# Goal
Drop every picture, then transcribe the remaining data exactly.
►
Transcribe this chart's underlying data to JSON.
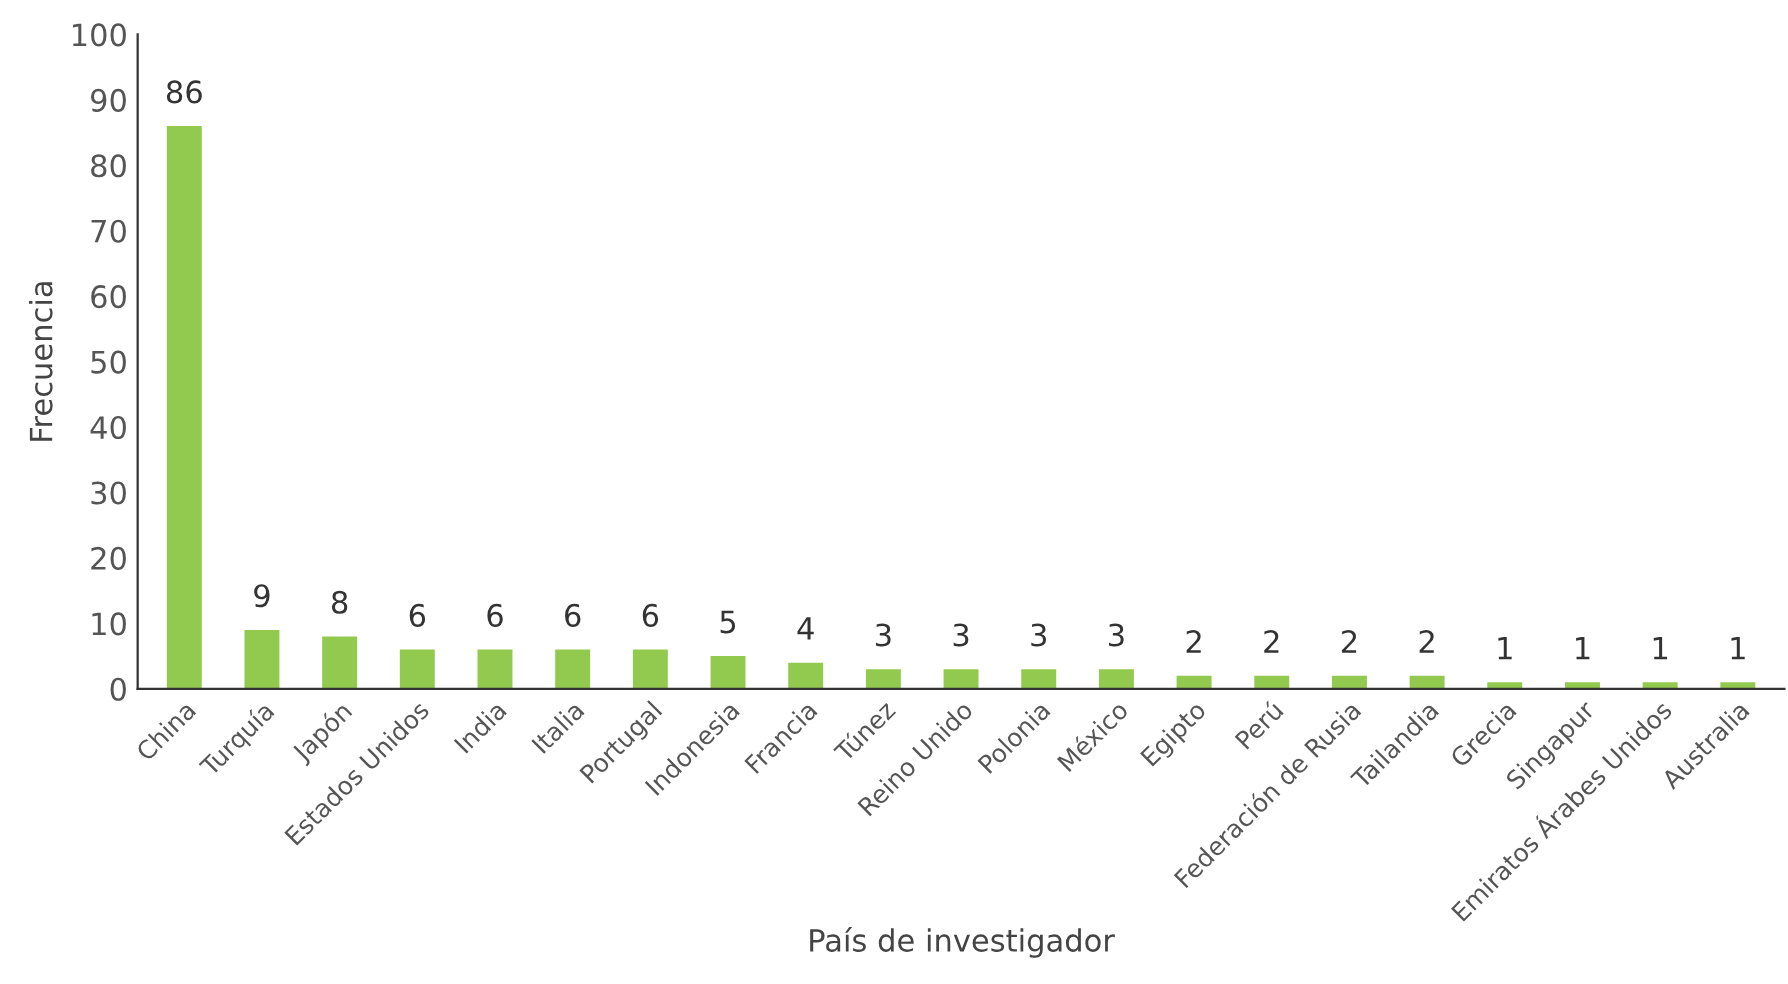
{
  "chart_data": {
    "type": "bar",
    "xlabel": "País de investigador",
    "ylabel": "Frecuencia",
    "categories": [
      "China",
      "Turquía",
      "Japón",
      "Estados Unidos",
      "India",
      "Italia",
      "Portugal",
      "Indonesia",
      "Francia",
      "Túnez",
      "Reino Unido",
      "Polonia",
      "México",
      "Egipto",
      "Perú",
      "Federación de Rusia",
      "Tailandia",
      "Grecia",
      "Singapur",
      "Emiratos Árabes Unidos",
      "Australia"
    ],
    "values": [
      86,
      9,
      8,
      6,
      6,
      6,
      6,
      5,
      4,
      3,
      3,
      3,
      3,
      2,
      2,
      2,
      2,
      1,
      1,
      1,
      1
    ],
    "color": "#92c94f",
    "ylim": [
      0,
      100
    ],
    "yticks": [
      0,
      10,
      20,
      30,
      40,
      50,
      60,
      70,
      80,
      90,
      100
    ],
    "grid": false,
    "data_labels": true
  }
}
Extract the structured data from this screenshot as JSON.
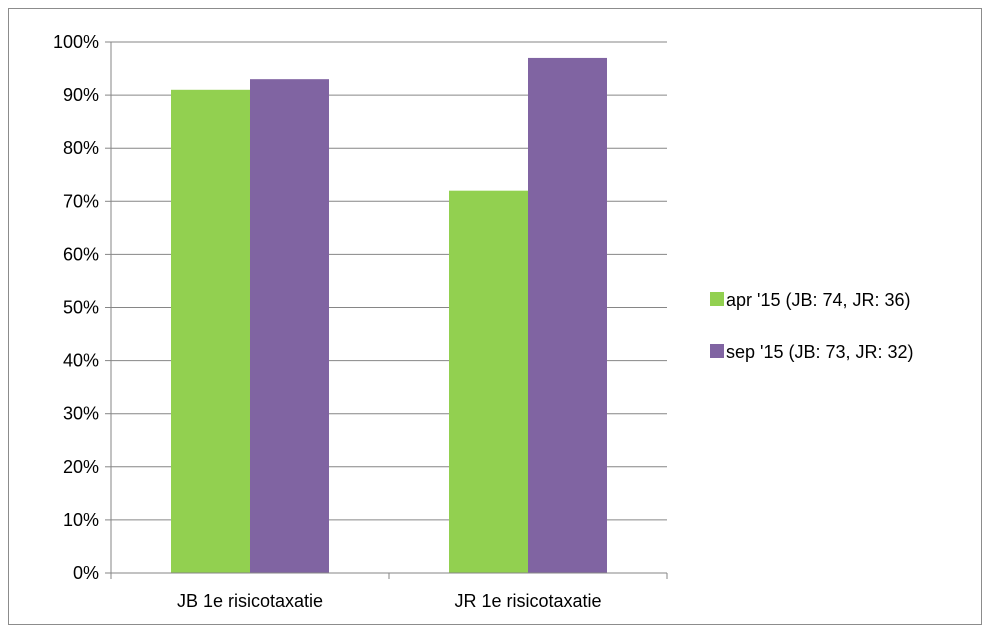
{
  "chart_data": {
    "type": "bar",
    "categories": [
      "JB 1e risicotaxatie",
      "JR 1e risicotaxatie"
    ],
    "series": [
      {
        "name": "apr '15 (JB: 74, JR: 36)",
        "values": [
          0.91,
          0.72
        ],
        "color": "#92d050"
      },
      {
        "name": "sep '15 (JB: 73, JR: 32)",
        "values": [
          0.93,
          0.97
        ],
        "color": "#8064a2"
      }
    ],
    "ylim": [
      0,
      1
    ],
    "yticks": [
      0,
      0.1,
      0.2,
      0.3,
      0.4,
      0.5,
      0.6,
      0.7,
      0.8,
      0.9,
      1.0
    ],
    "ytick_labels": [
      "0%",
      "10%",
      "20%",
      "30%",
      "40%",
      "50%",
      "60%",
      "70%",
      "80%",
      "90%",
      "100%"
    ],
    "grid": true,
    "legend_position": "right"
  }
}
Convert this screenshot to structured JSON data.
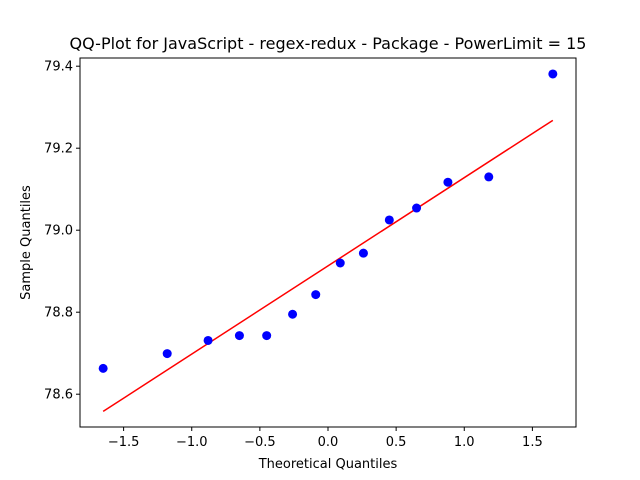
{
  "chart_data": {
    "type": "scatter",
    "title": "QQ-Plot for JavaScript - regex-redux - Package - PowerLimit = 15",
    "xlabel": "Theoretical Quantiles",
    "ylabel": "Sample Quantiles",
    "xlim": [
      -1.82,
      1.82
    ],
    "ylim": [
      78.52,
      79.42
    ],
    "xticks": [
      -1.5,
      -1.0,
      -0.5,
      0.0,
      0.5,
      1.0,
      1.5
    ],
    "xtick_labels": [
      "−1.5",
      "−1.0",
      "−0.5",
      "0.0",
      "0.5",
      "1.0",
      "1.5"
    ],
    "yticks": [
      78.6,
      78.8,
      79.0,
      79.2,
      79.4
    ],
    "ytick_labels": [
      "78.6",
      "78.8",
      "79.0",
      "79.2",
      "79.4"
    ],
    "grid": false,
    "points": {
      "color": "#0000ff",
      "x": [
        -1.65,
        -1.18,
        -0.88,
        -0.65,
        -0.45,
        -0.26,
        -0.09,
        0.09,
        0.26,
        0.45,
        0.65,
        0.88,
        1.18,
        1.65
      ],
      "y": [
        78.663,
        78.699,
        78.731,
        78.743,
        78.743,
        78.795,
        78.843,
        78.92,
        78.944,
        79.025,
        79.054,
        79.117,
        79.13,
        79.381
      ]
    },
    "fit_line": {
      "color": "#ff0000",
      "x": [
        -1.65,
        1.65
      ],
      "y": [
        78.558,
        79.268
      ]
    }
  }
}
◄
# Output
Transcribe this chart's underlying data to JSON.
{
  "chart_data": {
    "type": "bar",
    "xlabel": "País de investigador",
    "ylabel": "Frecuencia",
    "categories": [
      "China",
      "Turquía",
      "Japón",
      "Estados Unidos",
      "India",
      "Italia",
      "Portugal",
      "Indonesia",
      "Francia",
      "Túnez",
      "Reino Unido",
      "Polonia",
      "México",
      "Egipto",
      "Perú",
      "Federación de Rusia",
      "Tailandia",
      "Grecia",
      "Singapur",
      "Emiratos Árabes Unidos",
      "Australia"
    ],
    "values": [
      86,
      9,
      8,
      6,
      6,
      6,
      6,
      5,
      4,
      3,
      3,
      3,
      3,
      2,
      2,
      2,
      2,
      1,
      1,
      1,
      1
    ],
    "color": "#92c94f",
    "ylim": [
      0,
      100
    ],
    "yticks": [
      0,
      10,
      20,
      30,
      40,
      50,
      60,
      70,
      80,
      90,
      100
    ],
    "grid": false,
    "data_labels": true
  }
}
Extract the structured data from this screenshot as JSON.
{
  "chart_data": {
    "type": "bar",
    "categories": [
      "JB 1e risicotaxatie",
      "JR 1e risicotaxatie"
    ],
    "series": [
      {
        "name": "apr '15 (JB: 74, JR: 36)",
        "values": [
          0.91,
          0.72
        ],
        "color": "#92d050"
      },
      {
        "name": "sep '15 (JB: 73, JR: 32)",
        "values": [
          0.93,
          0.97
        ],
        "color": "#8064a2"
      }
    ],
    "ylim": [
      0,
      1
    ],
    "yticks": [
      0,
      0.1,
      0.2,
      0.3,
      0.4,
      0.5,
      0.6,
      0.7,
      0.8,
      0.9,
      1.0
    ],
    "ytick_labels": [
      "0%",
      "10%",
      "20%",
      "30%",
      "40%",
      "50%",
      "60%",
      "70%",
      "80%",
      "90%",
      "100%"
    ],
    "grid": true,
    "legend_position": "right"
  }
}
Convert this screenshot to structured JSON data.
{
  "chart_data": {
    "type": "scatter",
    "title": "QQ-Plot for JavaScript - regex-redux - Package - PowerLimit = 15",
    "xlabel": "Theoretical Quantiles",
    "ylabel": "Sample Quantiles",
    "xlim": [
      -1.82,
      1.82
    ],
    "ylim": [
      78.52,
      79.42
    ],
    "xticks": [
      -1.5,
      -1.0,
      -0.5,
      0.0,
      0.5,
      1.0,
      1.5
    ],
    "xtick_labels": [
      "−1.5",
      "−1.0",
      "−0.5",
      "0.0",
      "0.5",
      "1.0",
      "1.5"
    ],
    "yticks": [
      78.6,
      78.8,
      79.0,
      79.2,
      79.4
    ],
    "ytick_labels": [
      "78.6",
      "78.8",
      "79.0",
      "79.2",
      "79.4"
    ],
    "grid": false,
    "points": {
      "color": "#0000ff",
      "x": [
        -1.65,
        -1.18,
        -0.88,
        -0.65,
        -0.45,
        -0.26,
        -0.09,
        0.09,
        0.26,
        0.45,
        0.65,
        0.88,
        1.18,
        1.65
      ],
      "y": [
        78.663,
        78.699,
        78.731,
        78.743,
        78.743,
        78.795,
        78.843,
        78.92,
        78.944,
        79.025,
        79.054,
        79.117,
        79.13,
        79.381
      ]
    },
    "fit_line": {
      "color": "#ff0000",
      "x": [
        -1.65,
        1.65
      ],
      "y": [
        78.558,
        79.268
      ]
    }
  }
}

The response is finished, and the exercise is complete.